The task: Leaving out every picture, quote the data below exactly as it appears.

Input material:

|---|

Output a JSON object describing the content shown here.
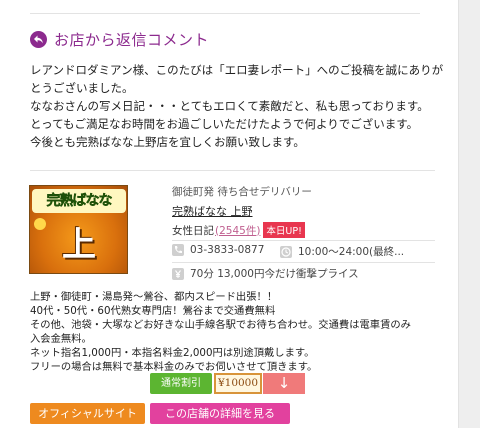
{
  "reply": {
    "title": "お店から返信コメント",
    "lines": [
      "レアンドロダミアン様、このたびは「エロ妻レポート」へのご投稿を誠にありが",
      "とうございました。",
      "ななおさんの写メ日記・・・とてもエロくて素敵だと、私も思っております。",
      "とってもご満足なお時間をお過ごしいただけたようで何よりでございます。",
      "今後とも完熟ばなな上野店を宜しくお願い致します。"
    ]
  },
  "shop": {
    "logo_top": "完熟ばなな",
    "logo_main": "上野",
    "area": "御徒町発 待ち合せデリバリー",
    "name": "完熟ばなな 上野",
    "diary_label": "女性日記",
    "diary_count": "(2545件)",
    "update_badge": "本日UP!",
    "phone": "03-3833-0877",
    "hours": "10:00～24:00(最終...",
    "price": "70分 13,000円今だけ衝撃プライス",
    "description": [
      "上野・御徒町・湯島発～鶯谷、都内スピード出張！！",
      "40代・50代・60代熟女専門店！鶯谷まで交通費無料",
      "その他、池袋・大塚などお好きな山手線各駅でお待ち合わせ。交通費は電車賃のみ",
      "入会金無料。",
      "ネット指名1,000円・本指名料金2,000円は別途頂戴します。",
      "フリーの場合は無料で基本料金のみでお伺いさせて頂きます。"
    ]
  },
  "buttons": {
    "regular_discount": "通常割引",
    "coupon": "¥10000",
    "down_arrow": "↓",
    "official_site": "オフィシャルサイト",
    "shop_detail": "この店舗の詳細を見る"
  },
  "icons": {
    "reply": "reply-arrow-icon",
    "phone": "phone-icon",
    "clock": "clock-icon",
    "yen": "yen-icon"
  },
  "colors": {
    "accent_purple": "#8c2a8e",
    "green": "#5cb531",
    "orange": "#ee8a1f",
    "pink": "#e2419e",
    "red_badge": "#e8364f"
  }
}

|---|

Task result:
Output a JSON object describing the content shown here.
{
  "reply": {
    "title": "お店から返信コメント",
    "lines": [
      "レアンドロダミアン様、このたびは「エロ妻レポート」へのご投稿を誠にありが",
      "とうございました。",
      "ななおさんの写メ日記・・・とてもエロくて素敵だと、私も思っております。",
      "とってもご満足なお時間をお過ごしいただけたようで何よりでございます。",
      "今後とも完熟ばなな上野店を宜しくお願い致します。"
    ]
  },
  "shop": {
    "logo_top": "完熟ばなな",
    "logo_main": "上野",
    "area": "御徒町発 待ち合せデリバリー",
    "name": "完熟ばなな 上野",
    "diary_label": "女性日記",
    "diary_count": "(2545件)",
    "update_badge": "本日UP!",
    "phone": "03-3833-0877",
    "hours": "10:00～24:00(最終...",
    "price": "70分 13,000円今だけ衝撃プライス",
    "description": [
      "上野・御徒町・湯島発～鶯谷、都内スピード出張！！",
      "40代・50代・60代熟女専門店！鶯谷まで交通費無料",
      "その他、池袋・大塚などお好きな山手線各駅でお待ち合わせ。交通費は電車賃のみ",
      "入会金無料。",
      "ネット指名1,000円・本指名料金2,000円は別途頂戴します。",
      "フリーの場合は無料で基本料金のみでお伺いさせて頂きます。"
    ]
  },
  "buttons": {
    "regular_discount": "通常割引",
    "coupon": "¥10000",
    "down_arrow": "↓",
    "official_site": "オフィシャルサイト",
    "shop_detail": "この店舗の詳細を見る"
  },
  "icons": {
    "reply": "reply-arrow-icon",
    "phone": "phone-icon",
    "clock": "clock-icon",
    "yen": "yen-icon"
  },
  "colors": {
    "accent_purple": "#8c2a8e",
    "green": "#5cb531",
    "orange": "#ee8a1f",
    "pink": "#e2419e",
    "red_badge": "#e8364f"
  }
}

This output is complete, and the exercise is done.